Given instruction: Please set down all the lines beneath this one exactly, without the pictures.
━━━━━━━━
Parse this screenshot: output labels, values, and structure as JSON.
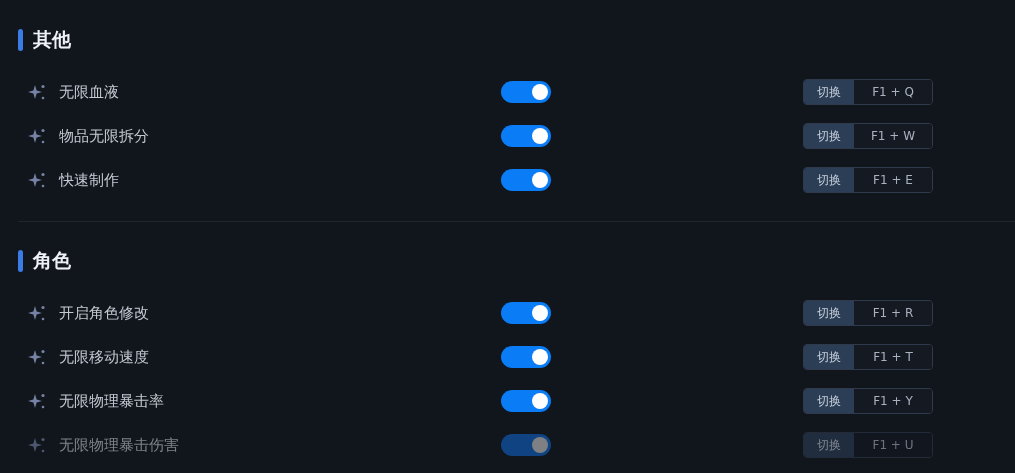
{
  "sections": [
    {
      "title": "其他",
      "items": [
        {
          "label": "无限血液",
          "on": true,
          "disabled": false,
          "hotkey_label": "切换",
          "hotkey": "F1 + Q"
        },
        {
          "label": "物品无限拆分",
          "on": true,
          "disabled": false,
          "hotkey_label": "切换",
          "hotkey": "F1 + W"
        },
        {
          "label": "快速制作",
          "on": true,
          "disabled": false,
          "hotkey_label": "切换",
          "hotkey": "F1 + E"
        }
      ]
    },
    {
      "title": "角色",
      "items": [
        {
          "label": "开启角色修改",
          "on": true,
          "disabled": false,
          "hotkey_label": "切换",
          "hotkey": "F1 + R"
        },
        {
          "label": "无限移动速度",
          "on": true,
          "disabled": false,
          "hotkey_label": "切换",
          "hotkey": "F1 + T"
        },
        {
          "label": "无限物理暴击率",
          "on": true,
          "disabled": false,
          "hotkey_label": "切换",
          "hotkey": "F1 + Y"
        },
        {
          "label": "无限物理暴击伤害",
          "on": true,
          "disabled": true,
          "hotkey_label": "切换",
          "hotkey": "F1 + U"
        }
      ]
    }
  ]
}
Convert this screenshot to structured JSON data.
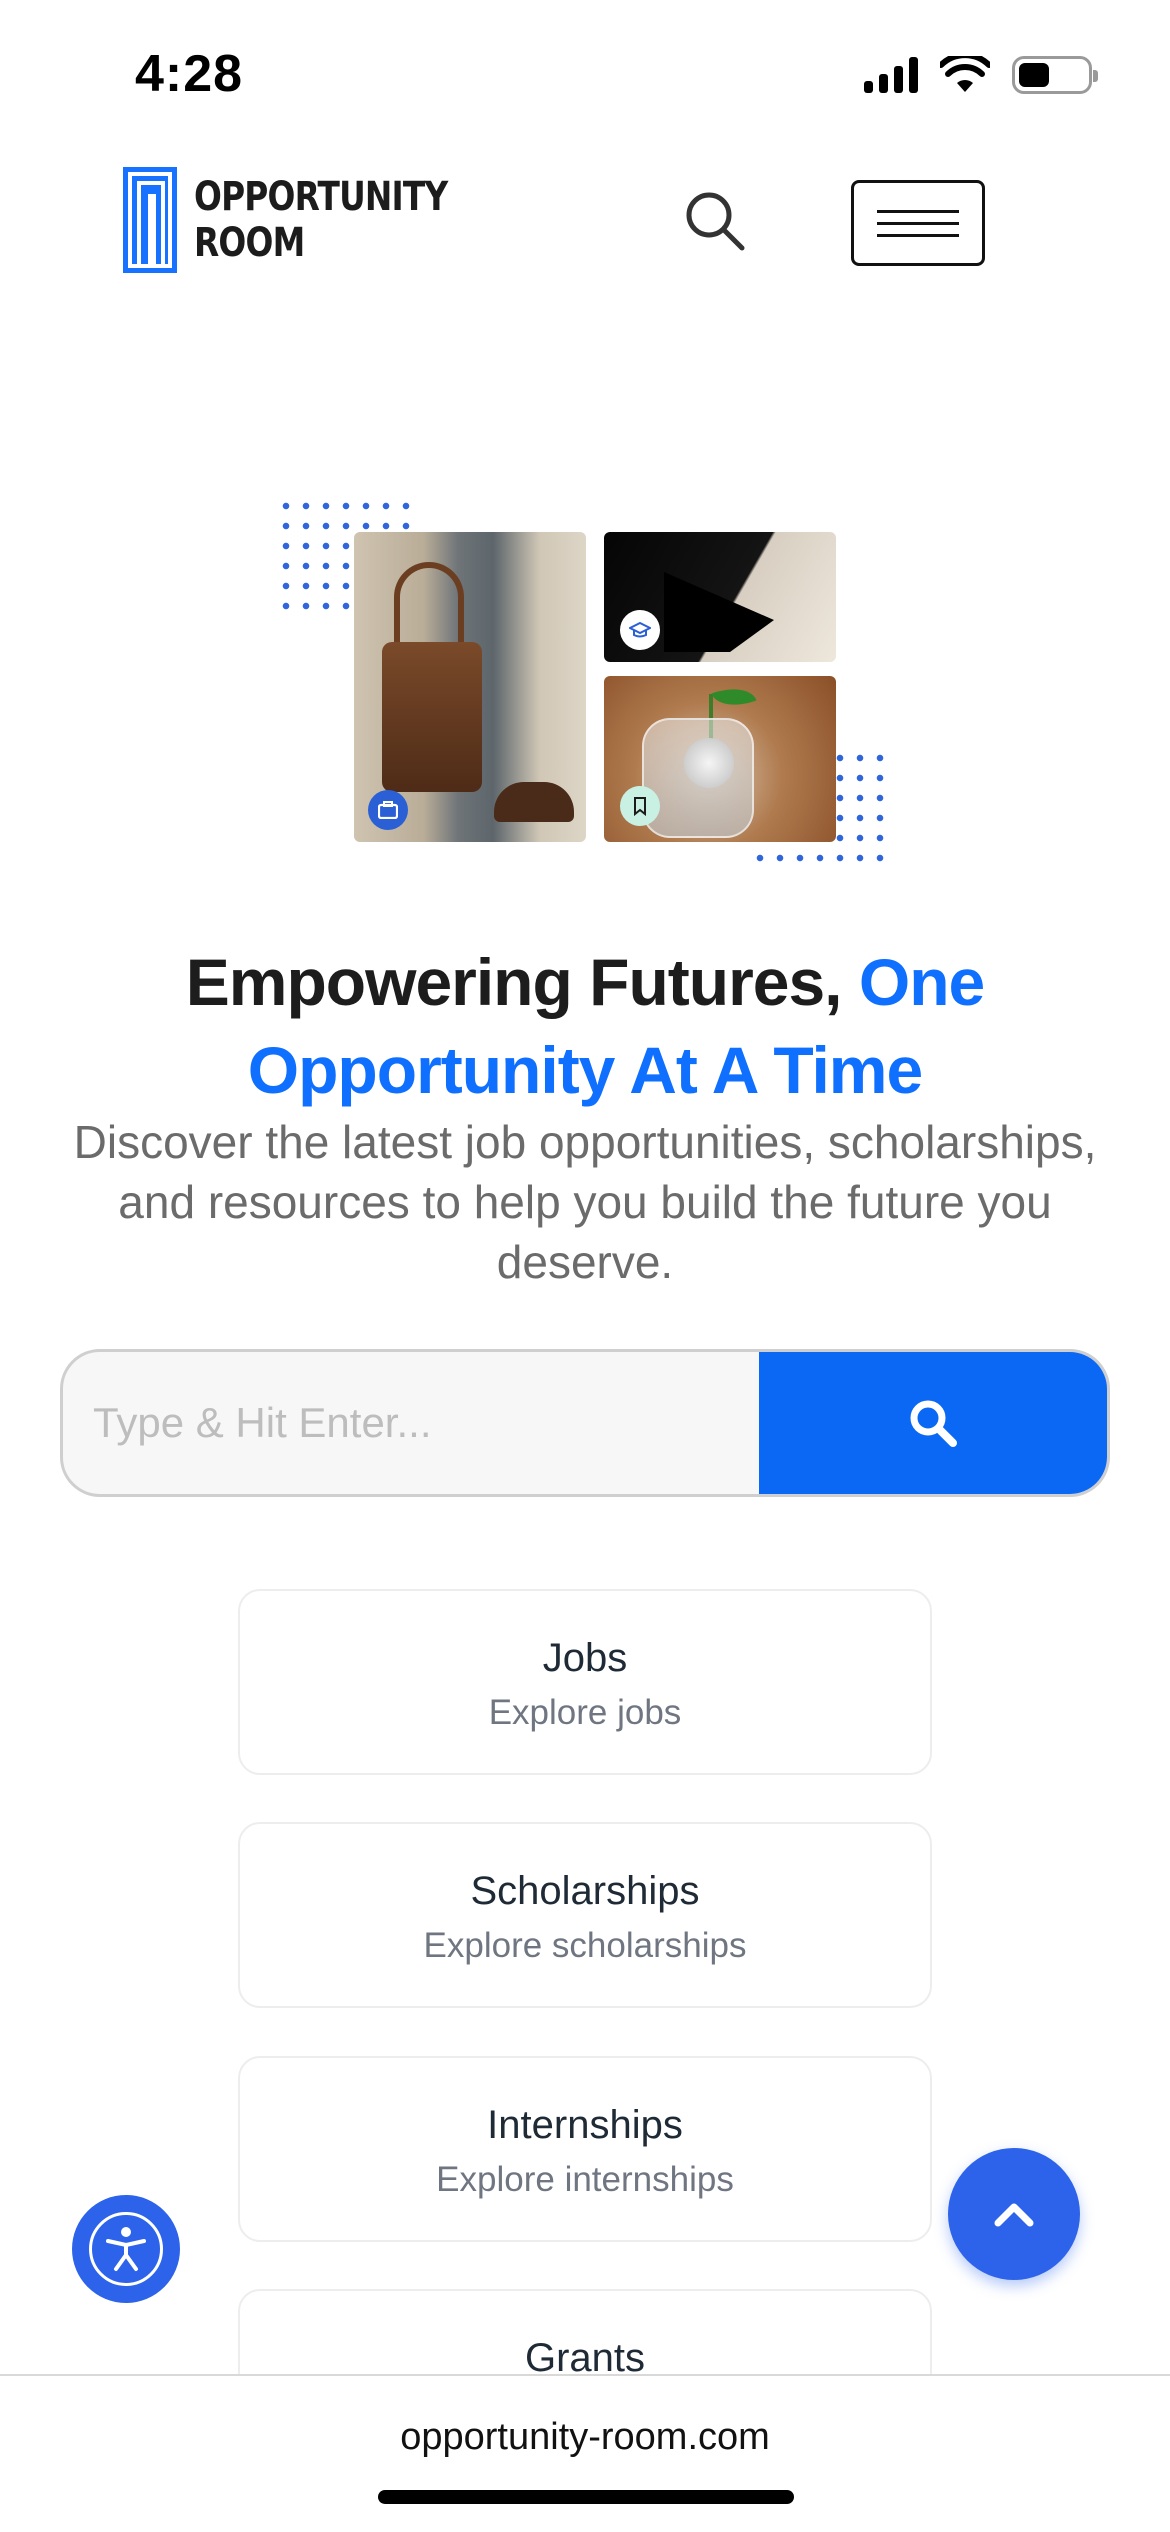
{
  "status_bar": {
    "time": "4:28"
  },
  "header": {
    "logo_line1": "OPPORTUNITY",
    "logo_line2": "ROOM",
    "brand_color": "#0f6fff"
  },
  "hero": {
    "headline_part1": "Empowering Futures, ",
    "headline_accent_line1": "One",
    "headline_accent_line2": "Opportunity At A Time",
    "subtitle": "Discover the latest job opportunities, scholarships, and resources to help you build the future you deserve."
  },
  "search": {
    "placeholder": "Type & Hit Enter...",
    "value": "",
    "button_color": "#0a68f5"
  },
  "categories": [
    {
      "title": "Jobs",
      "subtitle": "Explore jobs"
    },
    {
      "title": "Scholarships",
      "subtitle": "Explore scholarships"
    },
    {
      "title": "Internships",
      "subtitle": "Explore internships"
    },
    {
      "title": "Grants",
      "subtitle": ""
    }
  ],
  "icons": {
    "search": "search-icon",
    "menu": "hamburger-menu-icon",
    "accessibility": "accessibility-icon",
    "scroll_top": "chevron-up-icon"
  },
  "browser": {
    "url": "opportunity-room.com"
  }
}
━━━━━━━━
Complete answer:
Parse this screenshot: output labels, values, and structure as JSON.
{
  "sections": [
    {
      "title": "其他",
      "items": [
        {
          "label": "无限血液",
          "on": true,
          "disabled": false,
          "hotkey_label": "切换",
          "hotkey": "F1 + Q"
        },
        {
          "label": "物品无限拆分",
          "on": true,
          "disabled": false,
          "hotkey_label": "切换",
          "hotkey": "F1 + W"
        },
        {
          "label": "快速制作",
          "on": true,
          "disabled": false,
          "hotkey_label": "切换",
          "hotkey": "F1 + E"
        }
      ]
    },
    {
      "title": "角色",
      "items": [
        {
          "label": "开启角色修改",
          "on": true,
          "disabled": false,
          "hotkey_label": "切换",
          "hotkey": "F1 + R"
        },
        {
          "label": "无限移动速度",
          "on": true,
          "disabled": false,
          "hotkey_label": "切换",
          "hotkey": "F1 + T"
        },
        {
          "label": "无限物理暴击率",
          "on": true,
          "disabled": false,
          "hotkey_label": "切换",
          "hotkey": "F1 + Y"
        },
        {
          "label": "无限物理暴击伤害",
          "on": true,
          "disabled": true,
          "hotkey_label": "切换",
          "hotkey": "F1 + U"
        }
      ]
    }
  ]
}
Convert this screenshot to structured JSON data.
{
  "status_bar": {
    "time": "4:28"
  },
  "header": {
    "logo_line1": "OPPORTUNITY",
    "logo_line2": "ROOM",
    "brand_color": "#0f6fff"
  },
  "hero": {
    "headline_part1": "Empowering Futures, ",
    "headline_accent_line1": "One",
    "headline_accent_line2": "Opportunity At A Time",
    "subtitle": "Discover the latest job opportunities, scholarships, and resources to help you build the future you deserve."
  },
  "search": {
    "placeholder": "Type & Hit Enter...",
    "value": "",
    "button_color": "#0a68f5"
  },
  "categories": [
    {
      "title": "Jobs",
      "subtitle": "Explore jobs"
    },
    {
      "title": "Scholarships",
      "subtitle": "Explore scholarships"
    },
    {
      "title": "Internships",
      "subtitle": "Explore internships"
    },
    {
      "title": "Grants",
      "subtitle": ""
    }
  ],
  "icons": {
    "search": "search-icon",
    "menu": "hamburger-menu-icon",
    "accessibility": "accessibility-icon",
    "scroll_top": "chevron-up-icon"
  },
  "browser": {
    "url": "opportunity-room.com"
  }
}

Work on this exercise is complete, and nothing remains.